* [PROBLEM DETAILS]: Reproduce every line of the material below, but drop the pictures.

○ ○ ○

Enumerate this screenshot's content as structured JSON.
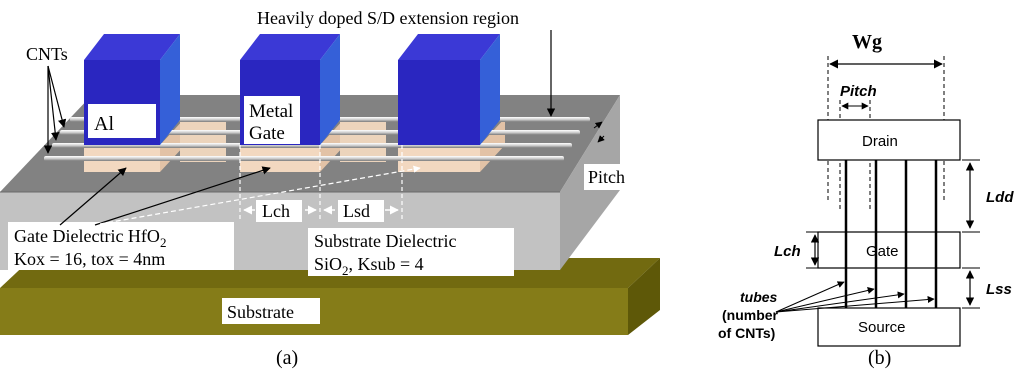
{
  "panel_a": {
    "caption": "(a)",
    "labels": {
      "cnts": "CNTs",
      "extension": "Heavily doped S/D extension region",
      "al": "Al",
      "metal": "Metal",
      "gate": "Gate",
      "pitch": "Pitch",
      "lch": "Lch",
      "lsd": "Lsd",
      "gate_diel_prefix": "Gate Dielectric HfO",
      "gate_diel_sub": "2",
      "kox": "Kox = 16, tox = 4nm",
      "sub_diel": "Substrate Dielectric",
      "sio_prefix": "SiO",
      "sio_sub": "2",
      "ksub": ", Ksub = 4",
      "substrate": "Substrate"
    },
    "colors": {
      "gate_front": "#2a26c0",
      "gate_top": "#3b39d6",
      "gate_side": "#3560d8",
      "dielectric_top": "#828282",
      "dielectric_front": "#c2c2c2",
      "dielectric_side": "#a6a6a6",
      "substrate_top": "#726a10",
      "substrate_front": "#857c18",
      "substrate_side": "#5e5808",
      "hfo2": "#f2d8c0",
      "nanotube": "#d8d8d8"
    }
  },
  "panel_b": {
    "caption": "(b)",
    "labels": {
      "wg": "Wg",
      "pitch": "Pitch",
      "drain": "Drain",
      "gate": "Gate",
      "source": "Source",
      "ldd": "Ldd",
      "lch": "Lch",
      "lss": "Lss",
      "tubes": "tubes",
      "number": "(number",
      "of_cnts": "of CNTs)"
    }
  }
}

○ ○ ○

* [COMPLETE RESPONSE]:
Enumerate this screenshot's content as structured JSON.
{
  "panel_a": {
    "caption": "(a)",
    "labels": {
      "cnts": "CNTs",
      "extension": "Heavily doped S/D extension region",
      "al": "Al",
      "metal": "Metal",
      "gate": "Gate",
      "pitch": "Pitch",
      "lch": "Lch",
      "lsd": "Lsd",
      "gate_diel_prefix": "Gate Dielectric HfO",
      "gate_diel_sub": "2",
      "kox": "Kox = 16, tox = 4nm",
      "sub_diel": "Substrate Dielectric",
      "sio_prefix": "SiO",
      "sio_sub": "2",
      "ksub": ", Ksub = 4",
      "substrate": "Substrate"
    },
    "colors": {
      "gate_front": "#2a26c0",
      "gate_top": "#3b39d6",
      "gate_side": "#3560d8",
      "dielectric_top": "#828282",
      "dielectric_front": "#c2c2c2",
      "dielectric_side": "#a6a6a6",
      "substrate_top": "#726a10",
      "substrate_front": "#857c18",
      "substrate_side": "#5e5808",
      "hfo2": "#f2d8c0",
      "nanotube": "#d8d8d8"
    }
  },
  "panel_b": {
    "caption": "(b)",
    "labels": {
      "wg": "Wg",
      "pitch": "Pitch",
      "drain": "Drain",
      "gate": "Gate",
      "source": "Source",
      "ldd": "Ldd",
      "lch": "Lch",
      "lss": "Lss",
      "tubes": "tubes",
      "number": "(number",
      "of_cnts": "of CNTs)"
    }
  }
}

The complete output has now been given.